_WHAT YOU ARE ASKED TO DO_
Print the line that contains "Transcribe the text in this document." and every line after it through the last line of the records below, exactly as written and nothing else.

── RECORDS PROVIDED

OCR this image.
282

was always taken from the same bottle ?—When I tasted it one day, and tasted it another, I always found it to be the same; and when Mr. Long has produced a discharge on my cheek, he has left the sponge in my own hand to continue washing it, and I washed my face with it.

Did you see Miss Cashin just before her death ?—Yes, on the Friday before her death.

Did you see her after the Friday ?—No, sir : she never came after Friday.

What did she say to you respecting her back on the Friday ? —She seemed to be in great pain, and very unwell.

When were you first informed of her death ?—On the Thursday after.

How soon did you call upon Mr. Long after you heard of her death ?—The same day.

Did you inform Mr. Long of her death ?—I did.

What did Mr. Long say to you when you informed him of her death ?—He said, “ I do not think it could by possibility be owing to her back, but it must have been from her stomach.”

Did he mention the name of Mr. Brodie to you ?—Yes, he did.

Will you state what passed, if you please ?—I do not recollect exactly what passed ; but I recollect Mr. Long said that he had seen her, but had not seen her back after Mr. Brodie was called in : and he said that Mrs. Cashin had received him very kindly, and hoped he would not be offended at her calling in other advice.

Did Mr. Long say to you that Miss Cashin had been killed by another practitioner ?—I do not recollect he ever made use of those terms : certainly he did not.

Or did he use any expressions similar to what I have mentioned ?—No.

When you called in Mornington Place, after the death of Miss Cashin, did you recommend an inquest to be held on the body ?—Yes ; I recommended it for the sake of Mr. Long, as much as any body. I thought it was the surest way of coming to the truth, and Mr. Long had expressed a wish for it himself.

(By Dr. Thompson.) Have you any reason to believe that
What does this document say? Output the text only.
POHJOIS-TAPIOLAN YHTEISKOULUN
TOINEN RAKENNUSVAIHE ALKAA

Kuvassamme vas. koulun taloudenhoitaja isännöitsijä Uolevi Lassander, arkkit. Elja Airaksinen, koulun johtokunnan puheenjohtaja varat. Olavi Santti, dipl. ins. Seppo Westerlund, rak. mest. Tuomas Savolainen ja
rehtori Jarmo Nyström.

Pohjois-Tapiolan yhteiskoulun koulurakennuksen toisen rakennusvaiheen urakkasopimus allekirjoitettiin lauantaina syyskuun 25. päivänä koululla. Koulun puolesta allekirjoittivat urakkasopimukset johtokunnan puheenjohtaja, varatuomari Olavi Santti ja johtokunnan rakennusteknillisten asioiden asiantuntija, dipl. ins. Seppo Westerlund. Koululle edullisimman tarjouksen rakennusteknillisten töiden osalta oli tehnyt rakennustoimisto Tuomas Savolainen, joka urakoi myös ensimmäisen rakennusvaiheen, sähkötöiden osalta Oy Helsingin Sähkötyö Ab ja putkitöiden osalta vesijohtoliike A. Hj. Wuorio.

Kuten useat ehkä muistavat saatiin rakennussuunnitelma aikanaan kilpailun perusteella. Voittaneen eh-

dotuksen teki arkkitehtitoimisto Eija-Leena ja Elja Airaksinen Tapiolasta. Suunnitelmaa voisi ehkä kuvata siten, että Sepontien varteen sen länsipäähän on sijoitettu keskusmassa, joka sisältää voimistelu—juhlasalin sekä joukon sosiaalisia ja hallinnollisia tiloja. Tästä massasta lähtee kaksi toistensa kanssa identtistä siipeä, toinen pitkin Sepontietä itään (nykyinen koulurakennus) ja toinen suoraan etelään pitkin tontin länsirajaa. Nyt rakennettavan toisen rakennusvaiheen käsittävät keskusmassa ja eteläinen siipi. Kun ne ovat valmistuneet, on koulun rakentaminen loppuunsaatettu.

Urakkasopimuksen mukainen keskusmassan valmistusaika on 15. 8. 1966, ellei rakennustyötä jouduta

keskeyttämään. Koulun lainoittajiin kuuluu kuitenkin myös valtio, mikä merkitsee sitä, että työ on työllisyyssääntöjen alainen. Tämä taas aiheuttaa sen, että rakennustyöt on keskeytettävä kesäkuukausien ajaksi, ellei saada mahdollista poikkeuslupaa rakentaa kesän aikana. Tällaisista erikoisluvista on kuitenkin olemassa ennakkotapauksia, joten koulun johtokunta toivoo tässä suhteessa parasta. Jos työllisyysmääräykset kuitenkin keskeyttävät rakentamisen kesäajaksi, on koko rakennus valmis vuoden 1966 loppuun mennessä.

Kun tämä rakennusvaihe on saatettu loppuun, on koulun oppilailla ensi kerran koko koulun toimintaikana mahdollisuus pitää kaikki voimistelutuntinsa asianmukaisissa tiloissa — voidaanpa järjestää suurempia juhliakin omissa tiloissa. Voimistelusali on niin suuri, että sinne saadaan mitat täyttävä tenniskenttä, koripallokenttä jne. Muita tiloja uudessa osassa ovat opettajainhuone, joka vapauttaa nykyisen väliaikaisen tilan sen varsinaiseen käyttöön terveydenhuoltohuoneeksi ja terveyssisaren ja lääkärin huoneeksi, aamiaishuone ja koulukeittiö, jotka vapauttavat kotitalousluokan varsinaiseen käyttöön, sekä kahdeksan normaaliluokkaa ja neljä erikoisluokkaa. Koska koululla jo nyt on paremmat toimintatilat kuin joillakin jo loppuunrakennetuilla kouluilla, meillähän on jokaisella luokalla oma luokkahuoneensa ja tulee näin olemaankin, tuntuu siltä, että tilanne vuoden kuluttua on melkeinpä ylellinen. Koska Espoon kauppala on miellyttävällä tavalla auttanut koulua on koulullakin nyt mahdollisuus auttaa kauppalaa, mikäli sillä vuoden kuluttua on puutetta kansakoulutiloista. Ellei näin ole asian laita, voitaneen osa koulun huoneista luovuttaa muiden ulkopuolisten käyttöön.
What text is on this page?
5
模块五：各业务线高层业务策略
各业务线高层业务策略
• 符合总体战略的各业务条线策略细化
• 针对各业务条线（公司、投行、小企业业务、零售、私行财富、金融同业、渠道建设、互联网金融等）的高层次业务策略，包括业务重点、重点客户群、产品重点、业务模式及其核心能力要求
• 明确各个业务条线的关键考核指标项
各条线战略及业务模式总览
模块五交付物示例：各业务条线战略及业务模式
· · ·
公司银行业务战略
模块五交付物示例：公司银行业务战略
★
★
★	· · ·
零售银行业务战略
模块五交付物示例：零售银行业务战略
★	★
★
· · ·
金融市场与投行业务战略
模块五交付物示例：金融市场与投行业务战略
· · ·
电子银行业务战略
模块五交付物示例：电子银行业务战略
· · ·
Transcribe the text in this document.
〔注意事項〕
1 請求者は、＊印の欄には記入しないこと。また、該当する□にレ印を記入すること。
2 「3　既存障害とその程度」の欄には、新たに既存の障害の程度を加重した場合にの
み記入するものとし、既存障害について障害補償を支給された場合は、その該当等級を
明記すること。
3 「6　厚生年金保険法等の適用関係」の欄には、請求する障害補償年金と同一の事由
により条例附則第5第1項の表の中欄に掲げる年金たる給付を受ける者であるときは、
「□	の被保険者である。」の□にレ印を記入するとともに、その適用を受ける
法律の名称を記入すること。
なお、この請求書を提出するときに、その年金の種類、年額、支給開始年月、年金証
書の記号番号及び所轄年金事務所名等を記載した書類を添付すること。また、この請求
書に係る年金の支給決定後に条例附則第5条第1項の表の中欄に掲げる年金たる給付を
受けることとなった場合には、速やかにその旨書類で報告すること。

────

_SOLVED PROBLEM_
Transcribe the text in this document.
〔注意事項〕
1 請求者は、＊印の欄には記入しないこと。また、該当する□にレ印を記入すること。
2 「3　既存障害とその程度」の欄には、新たに既存の障害の程度を加重した場合にの
み記入するものとし、既存障害について障害補償を支給された場合は、その該当等級を
明記すること。
3 「6　厚生年金保険法等の適用関係」の欄には、請求する障害補償年金と同一の事由
により条例附則第5第1項の表の中欄に掲げる年金たる給付を受ける者であるときは、
「□	の被保険者である。」の□にレ印を記入するとともに、その適用を受ける
法律の名称を記入すること。
なお、この請求書を提出するときに、その年金の種類、年額、支給開始年月、年金証
書の記号番号及び所轄年金事務所名等を記載した書類を添付すること。また、この請求
書に係る年金の支給決定後に条例附則第5条第1項の表の中欄に掲げる年金たる給付を
受けることとなった場合には、速やかにその旨書類で報告すること。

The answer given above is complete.